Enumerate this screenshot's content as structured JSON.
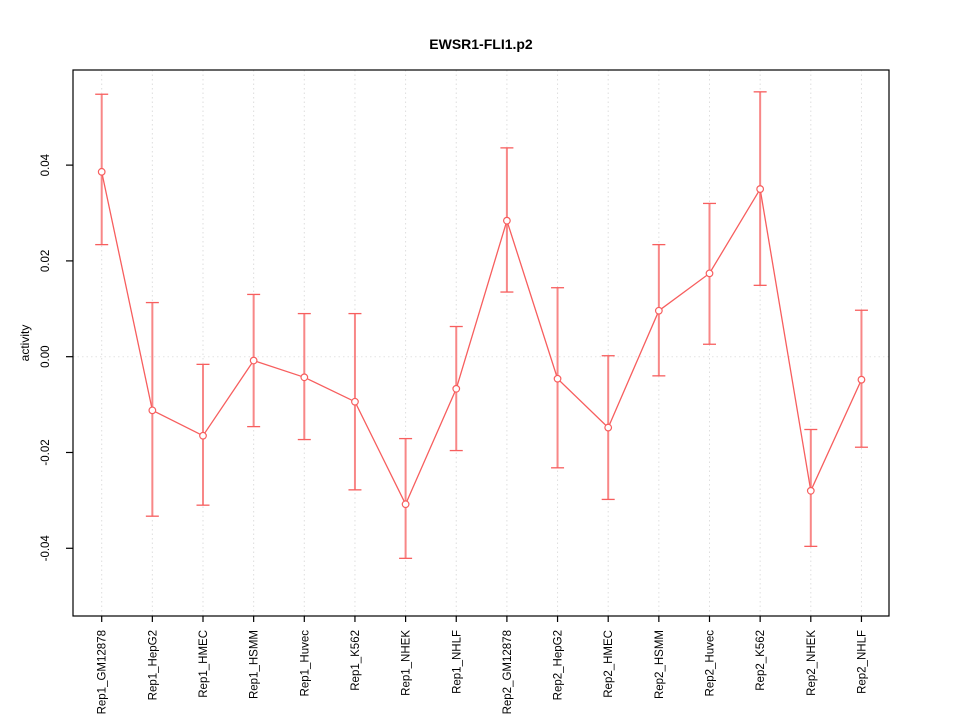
{
  "title": "EWSR1-FLI1.p2",
  "ylabel": "activity",
  "chart_data": {
    "type": "line",
    "title": "EWSR1-FLI1.p2",
    "xlabel": "",
    "ylabel": "activity",
    "legend_position": "none",
    "grid": "vertical dotted gridline at every category; dotted horizontal line at y=0 only",
    "marker": "open-circle",
    "error_bars": true,
    "categories": [
      "Rep1_GM12878",
      "Rep1_HepG2",
      "Rep1_HMEC",
      "Rep1_HSMM",
      "Rep1_Huvec",
      "Rep1_K562",
      "Rep1_NHEK",
      "Rep1_NHLF",
      "Rep2_GM12878",
      "Rep2_HepG2",
      "Rep2_HMEC",
      "Rep2_HSMM",
      "Rep2_Huvec",
      "Rep2_K562",
      "Rep2_NHEK",
      "Rep2_NHLF"
    ],
    "series": [
      {
        "name": "activity",
        "means": [
          0.0386,
          -0.0112,
          -0.0165,
          -0.0008,
          -0.0043,
          -0.0094,
          -0.0308,
          -0.0067,
          0.0284,
          -0.0046,
          -0.0148,
          0.0096,
          0.0174,
          0.035,
          -0.028,
          -0.0048
        ],
        "lower": [
          0.0234,
          -0.0333,
          -0.031,
          -0.0146,
          -0.0173,
          -0.0278,
          -0.0421,
          -0.0196,
          0.0135,
          -0.0232,
          -0.0298,
          -0.004,
          0.0026,
          0.0149,
          -0.0396,
          -0.0189
        ],
        "upper": [
          0.0548,
          0.0113,
          -0.0016,
          0.013,
          0.009,
          0.009,
          -0.0171,
          0.0063,
          0.0436,
          0.0144,
          0.0002,
          0.0234,
          0.032,
          0.0553,
          -0.0152,
          0.0097
        ]
      }
    ],
    "yticks": [
      -0.04,
      -0.02,
      0.0,
      0.02,
      0.04
    ],
    "ytick_labels": [
      "-0.04",
      "-0.02",
      "0.00",
      "0.02",
      "0.04"
    ],
    "ylim": [
      -0.05414,
      0.05986
    ],
    "colors": {
      "line": "#f75e5e",
      "error_bar_body": "#f88787",
      "marker_fill": "#ffffff",
      "gridline": "#dedede",
      "zero_line": "#e3e3e3",
      "axis": "#000000",
      "text": "#000000"
    }
  }
}
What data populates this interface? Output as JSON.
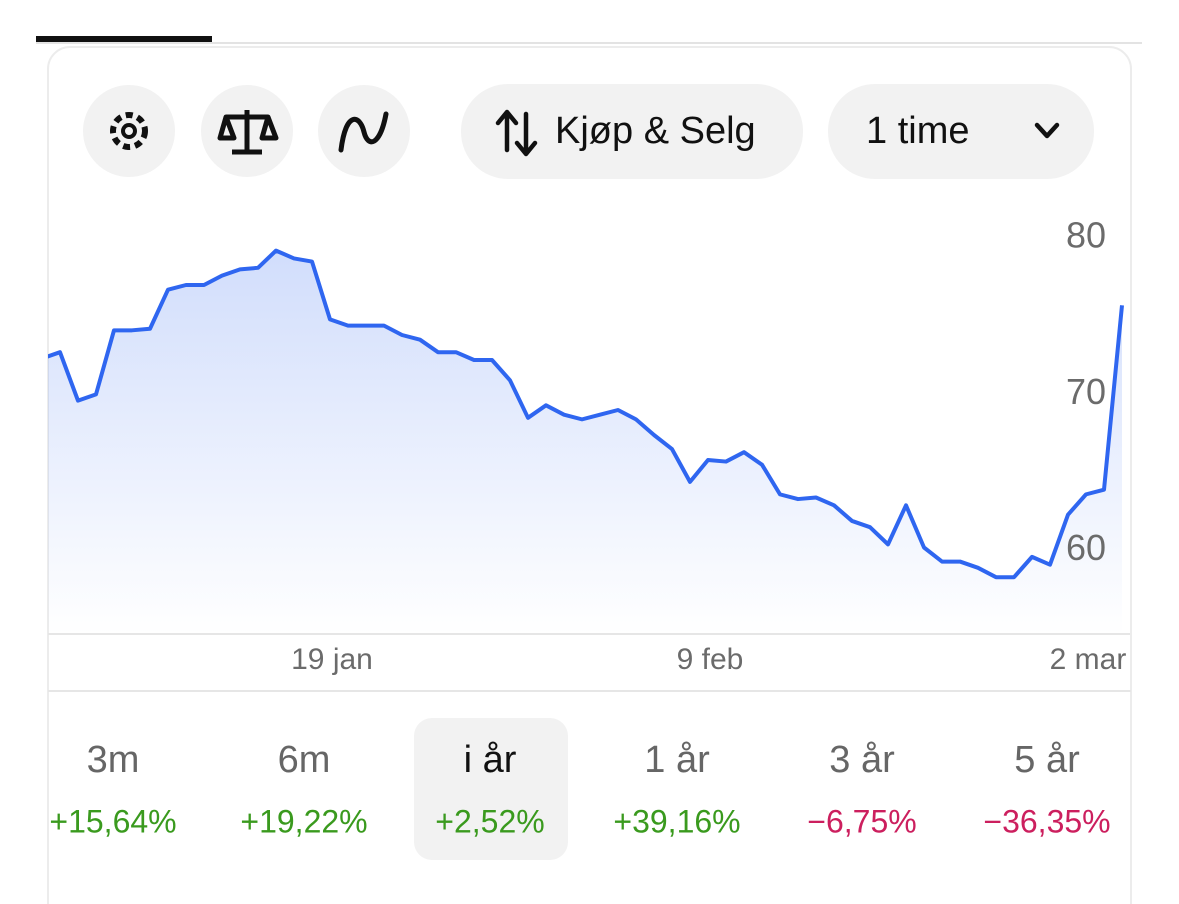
{
  "toolbar": {
    "trade_button": "Kjøp & Selg",
    "interval": "1 time"
  },
  "chart_data": {
    "type": "line",
    "categories": [
      null,
      null,
      null,
      null,
      null,
      null,
      null,
      null,
      null,
      null,
      null,
      null,
      null,
      null,
      null,
      null,
      "19 jan",
      null,
      null,
      null,
      null,
      null,
      null,
      null,
      null,
      null,
      null,
      null,
      null,
      null,
      null,
      null,
      null,
      null,
      null,
      null,
      null,
      "9 feb",
      null,
      null,
      null,
      null,
      null,
      null,
      null,
      null,
      null,
      null,
      null,
      null,
      null,
      null,
      null,
      null,
      null,
      null,
      null,
      null,
      "2 mar",
      null,
      null
    ],
    "values": [
      72.3,
      72.7,
      69.6,
      70.0,
      74.1,
      74.1,
      74.2,
      76.7,
      77.0,
      77.0,
      77.6,
      78.0,
      78.1,
      79.2,
      78.7,
      78.5,
      74.8,
      74.4,
      74.4,
      74.4,
      73.8,
      73.5,
      72.7,
      72.7,
      72.2,
      72.2,
      70.9,
      68.5,
      69.3,
      68.7,
      68.4,
      68.7,
      69.0,
      68.4,
      67.4,
      66.5,
      64.4,
      65.8,
      65.7,
      66.3,
      65.5,
      63.6,
      63.3,
      63.4,
      62.9,
      61.9,
      61.5,
      60.4,
      62.9,
      60.2,
      59.3,
      59.3,
      58.9,
      58.3,
      58.3,
      59.6,
      59.1,
      62.3,
      63.6,
      63.9,
      75.7
    ],
    "color": "#2f66f0",
    "ylim": [
      54.6,
      81.8
    ],
    "yticks": [
      60,
      70,
      80
    ]
  },
  "periods": [
    {
      "label": "3m",
      "change": "+15,64%",
      "trend": "up"
    },
    {
      "label": "6m",
      "change": "+19,22%",
      "trend": "up"
    },
    {
      "label": "i år",
      "change": "+2,52%",
      "trend": "up",
      "selected": true
    },
    {
      "label": "1 år",
      "change": "+39,16%",
      "trend": "up"
    },
    {
      "label": "3 år",
      "change": "−6,75%",
      "trend": "down"
    },
    {
      "label": "5 år",
      "change": "−36,35%",
      "trend": "down"
    }
  ]
}
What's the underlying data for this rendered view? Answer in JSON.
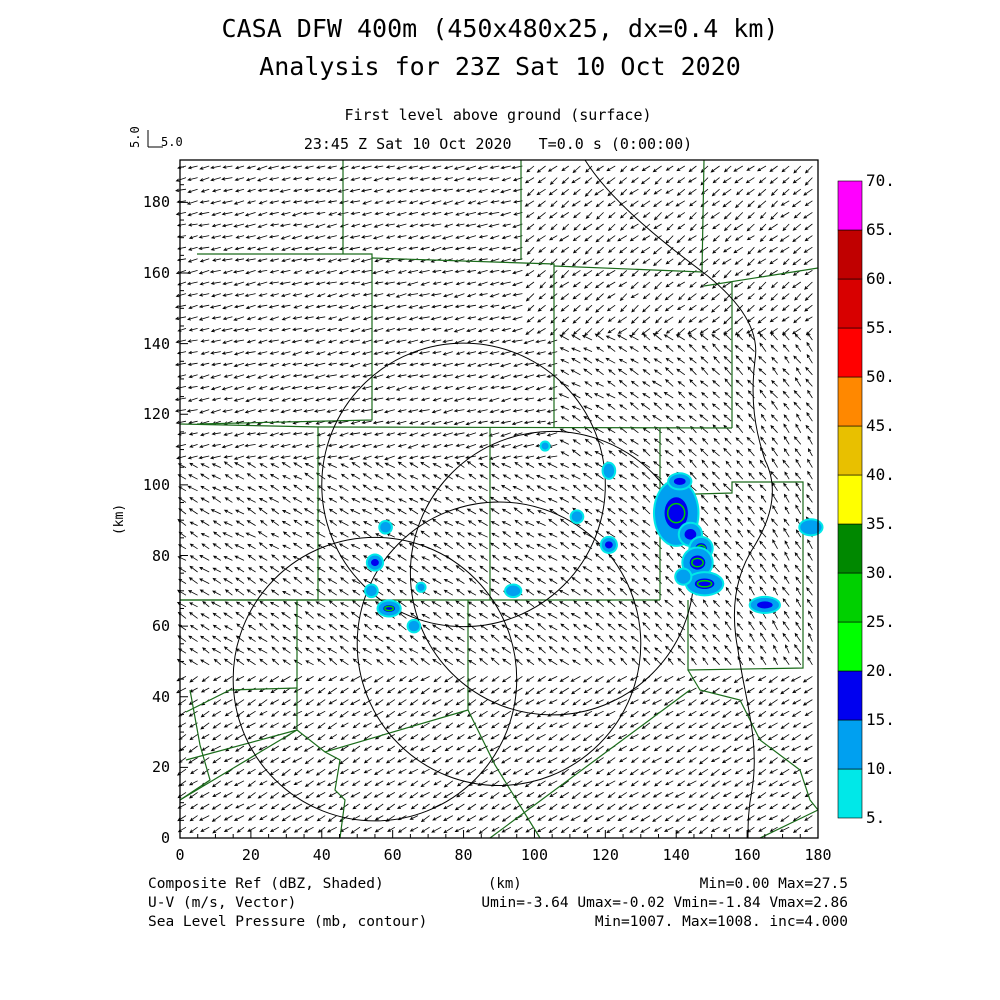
{
  "title": {
    "line1": "CASA DFW 400m (450x480x25, dx=0.4 km)",
    "line2": "Analysis for 23Z Sat 10 Oct 2020"
  },
  "subtitle": {
    "line1": "First level above ground (surface)",
    "line2": "23:45 Z Sat 10 Oct 2020   T=0.0 s (0:00:00)"
  },
  "reference_vector": {
    "label": "5.0",
    "label_vertical": "5.0"
  },
  "axes": {
    "x_label": "(km)",
    "y_label": "(km)",
    "x_ticks": [
      "0",
      "20",
      "40",
      "60",
      "80",
      "100",
      "120",
      "140",
      "160",
      "180"
    ],
    "y_ticks": [
      "0",
      "20",
      "40",
      "60",
      "80",
      "100",
      "120",
      "140",
      "160",
      "180"
    ],
    "x_range": [
      0,
      180
    ],
    "y_range": [
      0,
      192
    ]
  },
  "colorbar": {
    "labels": [
      "5.",
      "10.",
      "15.",
      "20.",
      "25.",
      "30.",
      "35.",
      "40.",
      "45.",
      "50.",
      "55.",
      "60.",
      "65.",
      "70."
    ],
    "colors": [
      "#00e8e8",
      "#00a0f0",
      "#0000f0",
      "#00ff00",
      "#00d000",
      "#008800",
      "#ffff00",
      "#e8c000",
      "#ff8800",
      "#ff0000",
      "#d80000",
      "#c00000",
      "#ff00ff"
    ]
  },
  "footer": {
    "left1": "Composite Ref (dBZ, Shaded)",
    "left2": "U-V (m/s, Vector)",
    "left3": "Sea Level Pressure (mb, contour)",
    "right1": "Min=0.00 Max=27.5",
    "right2": "Umin=-3.64 Umax=-0.02 Vmin=-1.84 Vmax=2.86",
    "right3": "Min=1007. Max=1008. inc=4.000"
  },
  "colors": {
    "county_lines": "#1a6b1a",
    "frame": "#000000"
  },
  "radar_rings": [
    {
      "center_km": [
        80,
        100
      ],
      "radius_km": 40
    },
    {
      "center_km": [
        90,
        55
      ],
      "radius_km": 40
    },
    {
      "center_km": [
        105,
        75
      ],
      "radius_km": 40
    },
    {
      "center_km": [
        55,
        45
      ],
      "radius_km": 40
    }
  ]
}
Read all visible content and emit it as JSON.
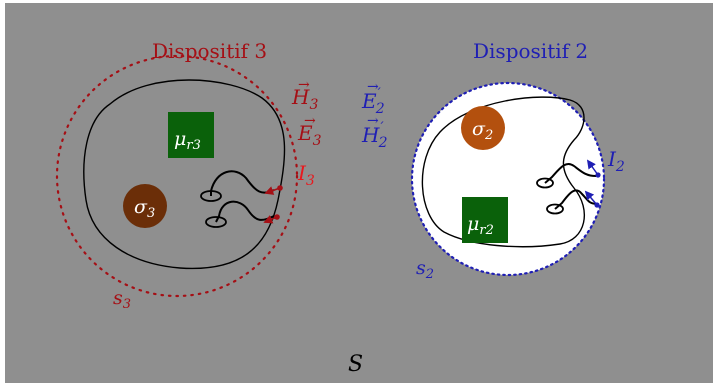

*Written exercise*. Leave the images out, please, and restate each line word for word.

*Answer to the problem*.
Enumerate this screenshot's content as structured JSON.
{
  "title": "EWSR1-FLI1.p2",
  "ylabel": "activity",
  "chart_data": {
    "type": "line",
    "title": "EWSR1-FLI1.p2",
    "xlabel": "",
    "ylabel": "activity",
    "legend_position": "none",
    "grid": "vertical dotted gridline at every category; dotted horizontal line at y=0 only",
    "marker": "open-circle",
    "error_bars": true,
    "categories": [
      "Rep1_GM12878",
      "Rep1_HepG2",
      "Rep1_HMEC",
      "Rep1_HSMM",
      "Rep1_Huvec",
      "Rep1_K562",
      "Rep1_NHEK",
      "Rep1_NHLF",
      "Rep2_GM12878",
      "Rep2_HepG2",
      "Rep2_HMEC",
      "Rep2_HSMM",
      "Rep2_Huvec",
      "Rep2_K562",
      "Rep2_NHEK",
      "Rep2_NHLF"
    ],
    "series": [
      {
        "name": "activity",
        "means": [
          0.0386,
          -0.0112,
          -0.0165,
          -0.0008,
          -0.0043,
          -0.0094,
          -0.0308,
          -0.0067,
          0.0284,
          -0.0046,
          -0.0148,
          0.0096,
          0.0174,
          0.035,
          -0.028,
          -0.0048
        ],
        "lower": [
          0.0234,
          -0.0333,
          -0.031,
          -0.0146,
          -0.0173,
          -0.0278,
          -0.0421,
          -0.0196,
          0.0135,
          -0.0232,
          -0.0298,
          -0.004,
          0.0026,
          0.0149,
          -0.0396,
          -0.0189
        ],
        "upper": [
          0.0548,
          0.0113,
          -0.0016,
          0.013,
          0.009,
          0.009,
          -0.0171,
          0.0063,
          0.0436,
          0.0144,
          0.0002,
          0.0234,
          0.032,
          0.0553,
          -0.0152,
          0.0097
        ]
      }
    ],
    "yticks": [
      -0.04,
      -0.02,
      0.0,
      0.02,
      0.04
    ],
    "ytick_labels": [
      "-0.04",
      "-0.02",
      "0.00",
      "0.02",
      "0.04"
    ],
    "ylim": [
      -0.05414,
      0.05986
    ],
    "colors": {
      "line": "#f75e5e",
      "error_bar_body": "#f88787",
      "marker_fill": "#ffffff",
      "gridline": "#dedede",
      "zero_line": "#e3e3e3",
      "axis": "#000000",
      "text": "#000000"
    }
  }
}
What data populates this interface? Output as JSON.
{
  "toolbar": {
    "trade_button": "Kjøp & Selg",
    "interval": "1 time"
  },
  "chart_data": {
    "type": "line",
    "categories": [
      null,
      null,
      null,
      null,
      null,
      null,
      null,
      null,
      null,
      null,
      null,
      null,
      null,
      null,
      null,
      null,
      "19 jan",
      null,
      null,
      null,
      null,
      null,
      null,
      null,
      null,
      null,
      null,
      null,
      null,
      null,
      null,
      null,
      null,
      null,
      null,
      null,
      null,
      "9 feb",
      null,
      null,
      null,
      null,
      null,
      null,
      null,
      null,
      null,
      null,
      null,
      null,
      null,
      null,
      null,
      null,
      null,
      null,
      null,
      null,
      "2 mar",
      null,
      null
    ],
    "values": [
      72.3,
      72.7,
      69.6,
      70.0,
      74.1,
      74.1,
      74.2,
      76.7,
      77.0,
      77.0,
      77.6,
      78.0,
      78.1,
      79.2,
      78.7,
      78.5,
      74.8,
      74.4,
      74.4,
      74.4,
      73.8,
      73.5,
      72.7,
      72.7,
      72.2,
      72.2,
      70.9,
      68.5,
      69.3,
      68.7,
      68.4,
      68.7,
      69.0,
      68.4,
      67.4,
      66.5,
      64.4,
      65.8,
      65.7,
      66.3,
      65.5,
      63.6,
      63.3,
      63.4,
      62.9,
      61.9,
      61.5,
      60.4,
      62.9,
      60.2,
      59.3,
      59.3,
      58.9,
      58.3,
      58.3,
      59.6,
      59.1,
      62.3,
      63.6,
      63.9,
      75.7
    ],
    "color": "#2f66f0",
    "ylim": [
      54.6,
      81.8
    ],
    "yticks": [
      60,
      70,
      80
    ]
  },
  "periods": [
    {
      "label": "3m",
      "change": "+15,64%",
      "trend": "up"
    },
    {
      "label": "6m",
      "change": "+19,22%",
      "trend": "up"
    },
    {
      "label": "i år",
      "change": "+2,52%",
      "trend": "up",
      "selected": true
    },
    {
      "label": "1 år",
      "change": "+39,16%",
      "trend": "up"
    },
    {
      "label": "3 år",
      "change": "−6,75%",
      "trend": "down"
    },
    {
      "label": "5 år",
      "change": "−36,35%",
      "trend": "down"
    }
  ]
}
What's the underlying data for this rendered view? Answer in JSON.
{
  "title": {
    "line1": "CASA DFW 400m (450x480x25, dx=0.4 km)",
    "line2": "Analysis for 23Z Sat 10 Oct 2020"
  },
  "subtitle": {
    "line1": "First level above ground (surface)",
    "line2": "23:45 Z Sat 10 Oct 2020   T=0.0 s (0:00:00)"
  },
  "reference_vector": {
    "label": "5.0",
    "label_vertical": "5.0"
  },
  "axes": {
    "x_label": "(km)",
    "y_label": "(km)",
    "x_ticks": [
      "0",
      "20",
      "40",
      "60",
      "80",
      "100",
      "120",
      "140",
      "160",
      "180"
    ],
    "y_ticks": [
      "0",
      "20",
      "40",
      "60",
      "80",
      "100",
      "120",
      "140",
      "160",
      "180"
    ],
    "x_range": [
      0,
      180
    ],
    "y_range": [
      0,
      192
    ]
  },
  "colorbar": {
    "labels": [
      "5.",
      "10.",
      "15.",
      "20.",
      "25.",
      "30.",
      "35.",
      "40.",
      "45.",
      "50.",
      "55.",
      "60.",
      "65.",
      "70."
    ],
    "colors": [
      "#00e8e8",
      "#00a0f0",
      "#0000f0",
      "#00ff00",
      "#00d000",
      "#008800",
      "#ffff00",
      "#e8c000",
      "#ff8800",
      "#ff0000",
      "#d80000",
      "#c00000",
      "#ff00ff"
    ]
  },
  "footer": {
    "left1": "Composite Ref (dBZ, Shaded)",
    "left2": "U-V (m/s, Vector)",
    "left3": "Sea Level Pressure (mb, contour)",
    "right1": "Min=0.00 Max=27.5",
    "right2": "Umin=-3.64 Umax=-0.02 Vmin=-1.84 Vmax=2.86",
    "right3": "Min=1007. Max=1008. inc=4.000"
  },
  "colors": {
    "county_lines": "#1a6b1a",
    "frame": "#000000"
  },
  "radar_rings": [
    {
      "center_km": [
        80,
        100
      ],
      "radius_km": 40
    },
    {
      "center_km": [
        90,
        55
      ],
      "radius_km": 40
    },
    {
      "center_km": [
        105,
        75
      ],
      "radius_km": 40
    },
    {
      "center_km": [
        55,
        45
      ],
      "radius_km": 40
    }
  ]
}
Read all visible content and emit it as JSON.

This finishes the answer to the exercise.